**GIVEN INSTRUCTION:**
Look through the material and copy each line holding "Tasa".

**RECORDS TO USE:**
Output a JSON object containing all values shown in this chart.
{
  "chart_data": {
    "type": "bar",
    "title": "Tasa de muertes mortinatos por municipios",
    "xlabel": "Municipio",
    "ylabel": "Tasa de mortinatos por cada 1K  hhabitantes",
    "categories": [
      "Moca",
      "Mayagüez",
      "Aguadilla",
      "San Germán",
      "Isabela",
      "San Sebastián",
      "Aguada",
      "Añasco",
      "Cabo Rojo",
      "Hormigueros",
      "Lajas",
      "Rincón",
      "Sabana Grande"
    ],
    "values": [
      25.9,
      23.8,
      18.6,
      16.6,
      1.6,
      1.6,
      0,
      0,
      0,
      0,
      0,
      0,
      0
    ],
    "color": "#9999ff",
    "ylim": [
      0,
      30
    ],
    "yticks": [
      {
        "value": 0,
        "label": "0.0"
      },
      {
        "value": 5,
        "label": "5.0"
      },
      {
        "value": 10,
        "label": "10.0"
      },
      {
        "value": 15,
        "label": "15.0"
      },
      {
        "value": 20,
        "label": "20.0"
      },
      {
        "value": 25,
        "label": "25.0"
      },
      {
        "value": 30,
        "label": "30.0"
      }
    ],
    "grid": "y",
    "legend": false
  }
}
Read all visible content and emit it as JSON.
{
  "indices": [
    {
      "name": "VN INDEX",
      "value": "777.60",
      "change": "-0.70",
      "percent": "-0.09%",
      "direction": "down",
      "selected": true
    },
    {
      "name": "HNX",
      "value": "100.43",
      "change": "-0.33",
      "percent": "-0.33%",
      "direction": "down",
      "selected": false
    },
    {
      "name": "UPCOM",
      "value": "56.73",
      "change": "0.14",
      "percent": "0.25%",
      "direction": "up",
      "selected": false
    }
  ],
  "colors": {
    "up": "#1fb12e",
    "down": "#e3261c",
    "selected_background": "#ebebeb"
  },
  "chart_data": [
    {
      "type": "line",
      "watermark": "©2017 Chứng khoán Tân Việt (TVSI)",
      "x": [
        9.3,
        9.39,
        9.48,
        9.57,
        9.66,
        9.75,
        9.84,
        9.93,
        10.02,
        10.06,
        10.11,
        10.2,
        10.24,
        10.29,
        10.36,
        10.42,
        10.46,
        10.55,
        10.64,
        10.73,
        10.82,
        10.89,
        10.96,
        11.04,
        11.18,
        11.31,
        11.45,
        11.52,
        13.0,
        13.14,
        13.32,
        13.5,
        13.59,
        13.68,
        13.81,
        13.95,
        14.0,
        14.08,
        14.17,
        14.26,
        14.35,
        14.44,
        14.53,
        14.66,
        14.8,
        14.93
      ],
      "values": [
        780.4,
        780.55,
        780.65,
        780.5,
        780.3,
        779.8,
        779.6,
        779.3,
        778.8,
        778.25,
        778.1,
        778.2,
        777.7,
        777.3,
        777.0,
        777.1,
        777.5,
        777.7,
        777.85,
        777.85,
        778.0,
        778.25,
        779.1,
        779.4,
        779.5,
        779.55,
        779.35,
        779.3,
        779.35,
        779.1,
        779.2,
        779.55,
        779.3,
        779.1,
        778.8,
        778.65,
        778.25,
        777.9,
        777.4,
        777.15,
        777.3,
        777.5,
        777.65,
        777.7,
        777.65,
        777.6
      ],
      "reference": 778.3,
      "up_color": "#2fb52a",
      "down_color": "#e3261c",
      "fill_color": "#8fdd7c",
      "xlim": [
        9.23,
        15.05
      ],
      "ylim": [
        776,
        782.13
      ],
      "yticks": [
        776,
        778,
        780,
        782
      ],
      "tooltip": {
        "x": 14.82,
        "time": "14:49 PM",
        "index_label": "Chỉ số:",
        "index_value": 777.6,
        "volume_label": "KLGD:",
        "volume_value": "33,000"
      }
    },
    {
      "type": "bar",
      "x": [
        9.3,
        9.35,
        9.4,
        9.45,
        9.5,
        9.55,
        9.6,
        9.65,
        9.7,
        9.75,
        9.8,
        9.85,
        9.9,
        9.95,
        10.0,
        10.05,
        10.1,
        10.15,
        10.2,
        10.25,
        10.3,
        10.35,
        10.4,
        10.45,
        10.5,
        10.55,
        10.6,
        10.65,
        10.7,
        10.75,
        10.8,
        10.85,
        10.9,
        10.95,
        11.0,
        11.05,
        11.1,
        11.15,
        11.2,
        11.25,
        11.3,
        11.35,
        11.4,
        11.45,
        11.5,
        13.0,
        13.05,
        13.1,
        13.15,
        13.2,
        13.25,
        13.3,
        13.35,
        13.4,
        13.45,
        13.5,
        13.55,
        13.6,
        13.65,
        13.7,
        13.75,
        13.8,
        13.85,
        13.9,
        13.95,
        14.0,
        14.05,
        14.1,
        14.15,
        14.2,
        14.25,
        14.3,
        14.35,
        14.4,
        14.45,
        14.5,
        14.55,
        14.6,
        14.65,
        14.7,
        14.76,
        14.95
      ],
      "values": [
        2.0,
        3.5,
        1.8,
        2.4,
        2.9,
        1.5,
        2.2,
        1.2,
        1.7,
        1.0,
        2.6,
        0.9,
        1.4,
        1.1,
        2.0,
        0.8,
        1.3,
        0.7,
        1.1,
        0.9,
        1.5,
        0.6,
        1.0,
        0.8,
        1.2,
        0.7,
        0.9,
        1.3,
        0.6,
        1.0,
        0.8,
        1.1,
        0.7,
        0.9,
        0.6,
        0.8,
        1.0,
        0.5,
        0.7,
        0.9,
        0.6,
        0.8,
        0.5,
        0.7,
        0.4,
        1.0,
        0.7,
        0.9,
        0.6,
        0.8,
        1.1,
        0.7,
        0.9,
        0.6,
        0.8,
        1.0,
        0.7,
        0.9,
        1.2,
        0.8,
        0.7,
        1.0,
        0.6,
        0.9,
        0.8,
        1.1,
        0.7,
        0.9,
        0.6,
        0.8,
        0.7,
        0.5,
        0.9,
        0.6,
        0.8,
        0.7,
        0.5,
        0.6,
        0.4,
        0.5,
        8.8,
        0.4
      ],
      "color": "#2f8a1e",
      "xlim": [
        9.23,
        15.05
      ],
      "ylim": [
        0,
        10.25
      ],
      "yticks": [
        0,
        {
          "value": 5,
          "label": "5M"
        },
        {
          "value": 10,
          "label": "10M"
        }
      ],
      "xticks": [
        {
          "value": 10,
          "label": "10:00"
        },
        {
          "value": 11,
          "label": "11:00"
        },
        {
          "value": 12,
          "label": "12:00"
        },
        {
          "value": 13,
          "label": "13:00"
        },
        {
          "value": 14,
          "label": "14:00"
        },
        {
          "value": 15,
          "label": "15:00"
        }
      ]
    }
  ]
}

**IN RESPONSE:**
    "title": "Tasa de muertes mortinatos por municipios",
    "ylabel": "Tasa de mortinatos por cada 1K  hhabitantes",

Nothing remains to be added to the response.